= Problem =
For each line that holds "title", copy the line out.

****************************************

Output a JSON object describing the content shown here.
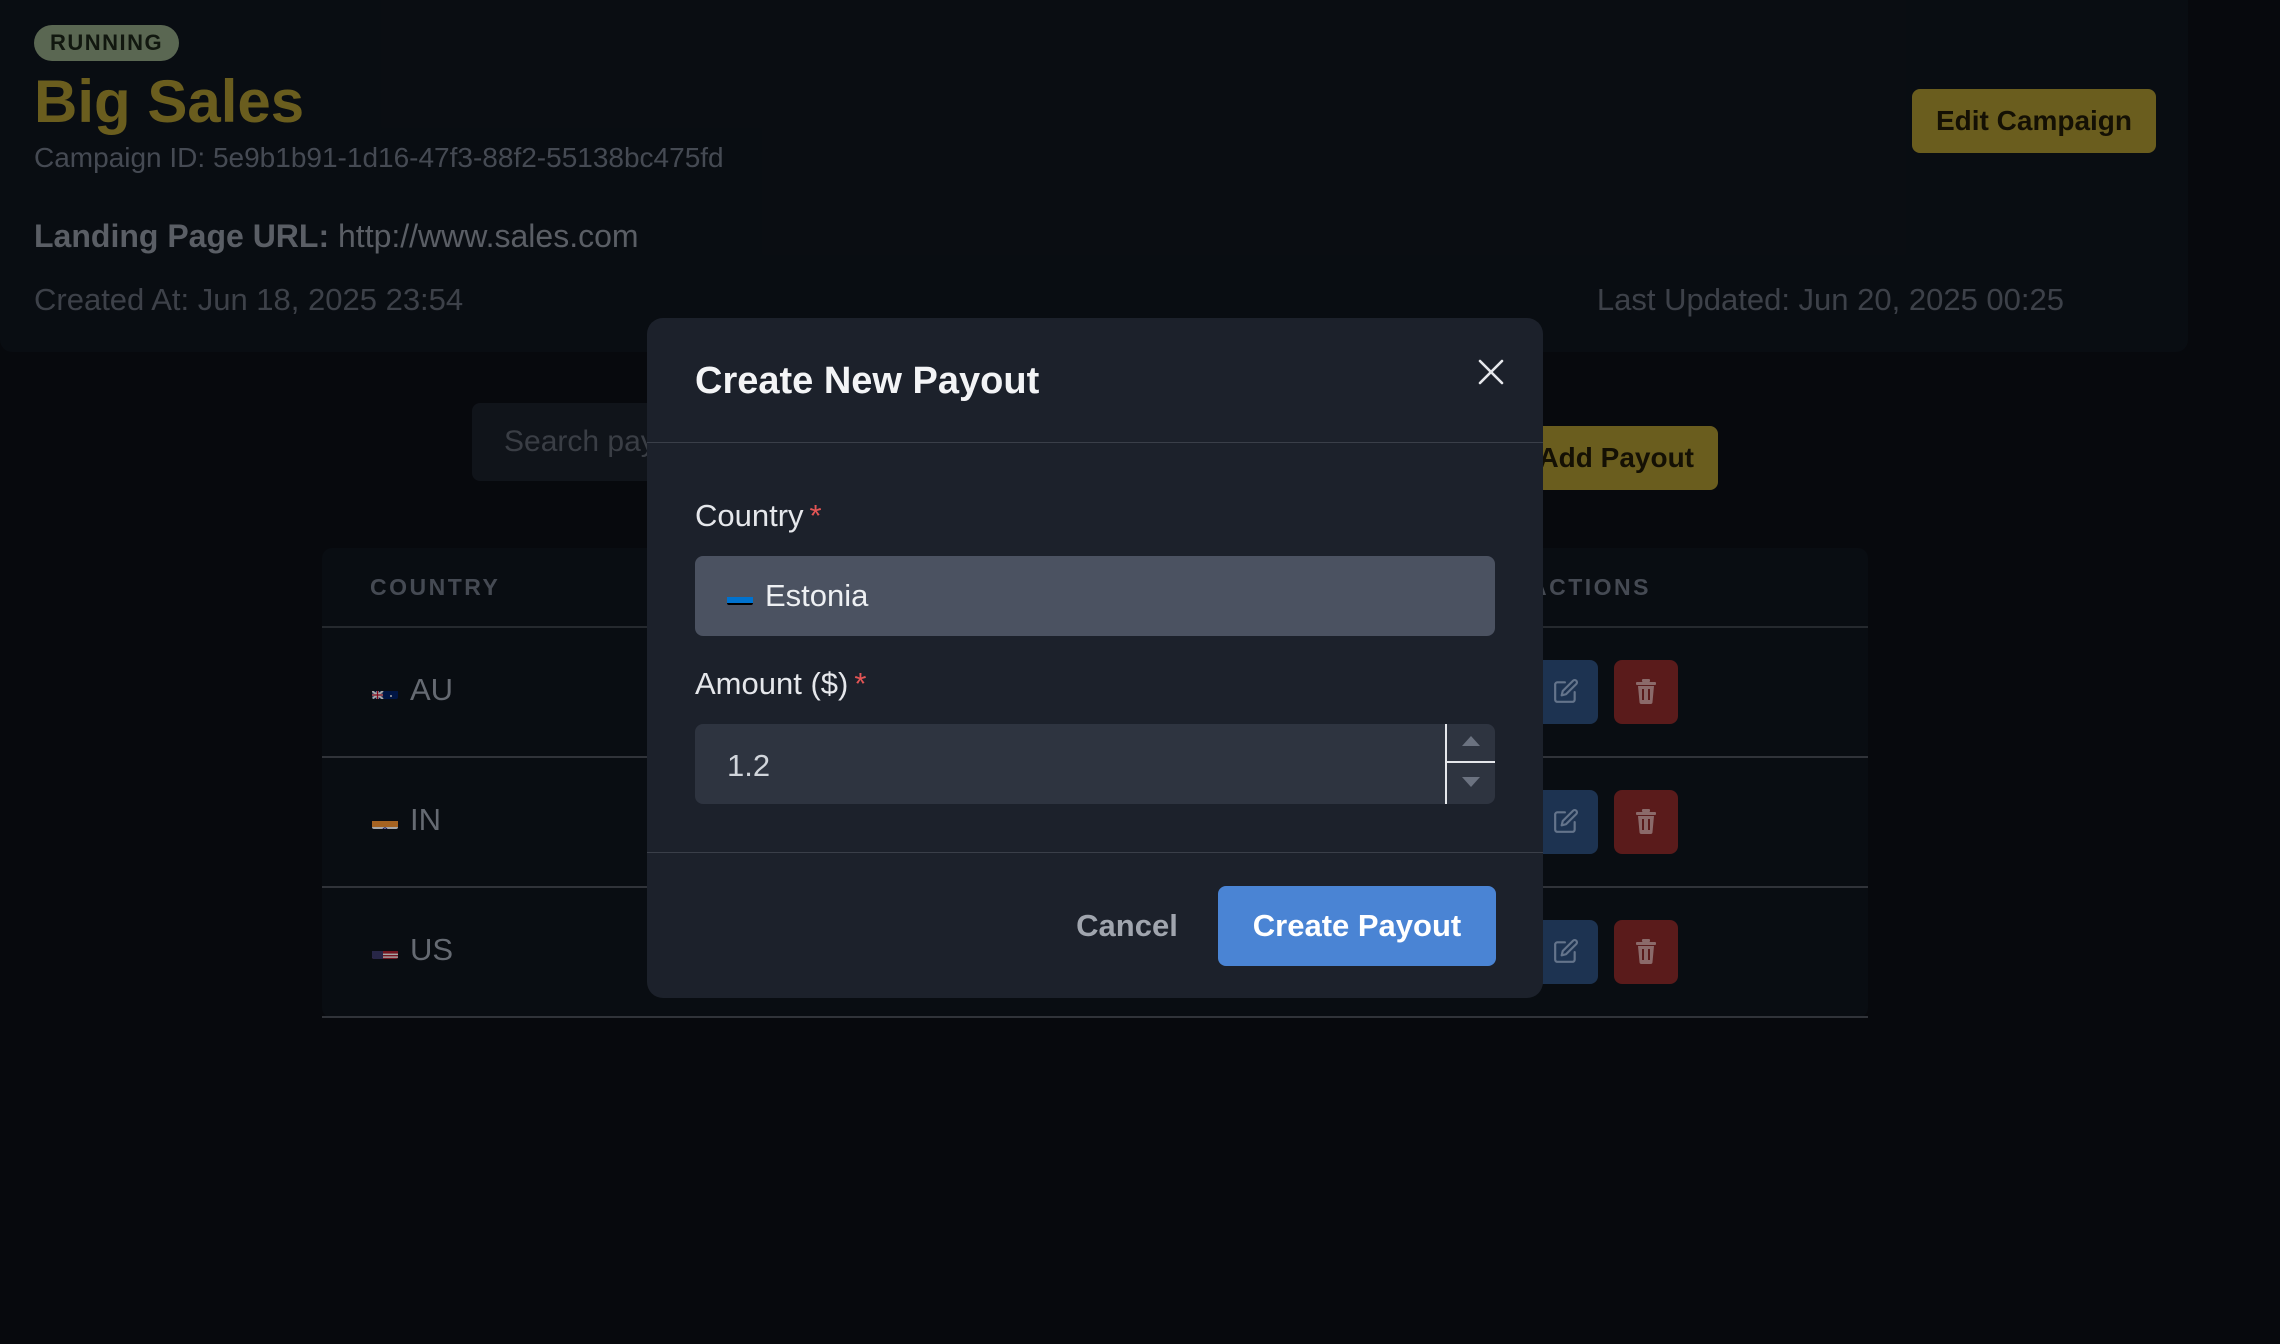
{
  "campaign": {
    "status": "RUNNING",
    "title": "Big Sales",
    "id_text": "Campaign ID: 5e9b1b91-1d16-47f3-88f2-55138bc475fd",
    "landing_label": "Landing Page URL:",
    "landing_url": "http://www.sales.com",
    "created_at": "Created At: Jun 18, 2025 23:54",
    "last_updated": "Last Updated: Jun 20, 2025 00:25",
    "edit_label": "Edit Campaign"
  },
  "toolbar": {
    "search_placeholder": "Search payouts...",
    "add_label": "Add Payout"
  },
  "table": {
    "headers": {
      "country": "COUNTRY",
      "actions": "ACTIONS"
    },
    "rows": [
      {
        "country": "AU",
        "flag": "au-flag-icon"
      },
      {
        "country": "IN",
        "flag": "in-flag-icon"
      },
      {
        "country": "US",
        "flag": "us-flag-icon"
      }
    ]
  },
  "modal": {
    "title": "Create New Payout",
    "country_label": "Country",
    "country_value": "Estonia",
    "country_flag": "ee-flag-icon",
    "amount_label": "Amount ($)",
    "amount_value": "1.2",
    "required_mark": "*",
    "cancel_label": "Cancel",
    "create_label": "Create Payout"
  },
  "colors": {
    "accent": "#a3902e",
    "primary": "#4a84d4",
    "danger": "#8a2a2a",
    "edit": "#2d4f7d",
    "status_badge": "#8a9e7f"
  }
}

****************************************

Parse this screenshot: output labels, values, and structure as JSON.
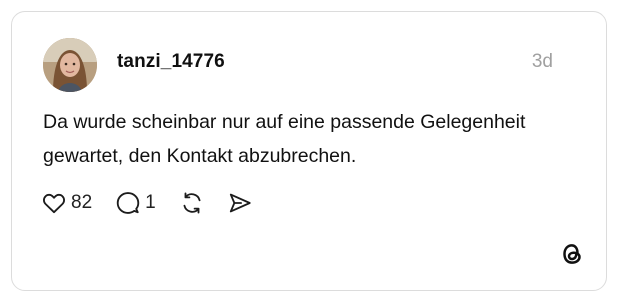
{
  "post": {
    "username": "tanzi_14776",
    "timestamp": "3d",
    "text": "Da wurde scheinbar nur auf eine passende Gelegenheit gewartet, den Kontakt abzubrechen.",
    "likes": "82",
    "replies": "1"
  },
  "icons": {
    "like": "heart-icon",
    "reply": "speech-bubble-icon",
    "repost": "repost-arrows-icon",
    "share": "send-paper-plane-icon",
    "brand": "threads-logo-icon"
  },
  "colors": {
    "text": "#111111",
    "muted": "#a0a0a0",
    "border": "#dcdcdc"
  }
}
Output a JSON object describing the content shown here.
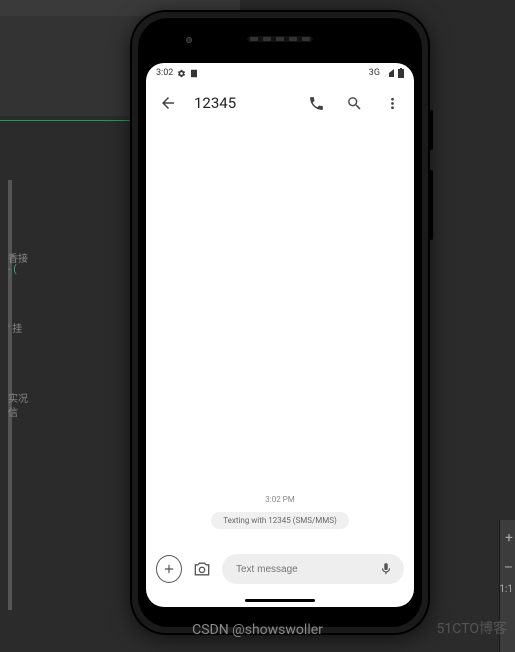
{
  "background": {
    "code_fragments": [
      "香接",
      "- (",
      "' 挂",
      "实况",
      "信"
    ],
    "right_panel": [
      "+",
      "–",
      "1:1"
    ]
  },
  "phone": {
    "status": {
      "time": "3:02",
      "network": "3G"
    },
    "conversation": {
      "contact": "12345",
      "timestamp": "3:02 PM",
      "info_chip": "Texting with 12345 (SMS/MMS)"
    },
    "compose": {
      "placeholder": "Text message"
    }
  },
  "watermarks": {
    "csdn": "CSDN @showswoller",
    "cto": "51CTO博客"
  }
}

****************************************

= The completed task =
    "title": "Big Sales",
    "title": "Create New Payout",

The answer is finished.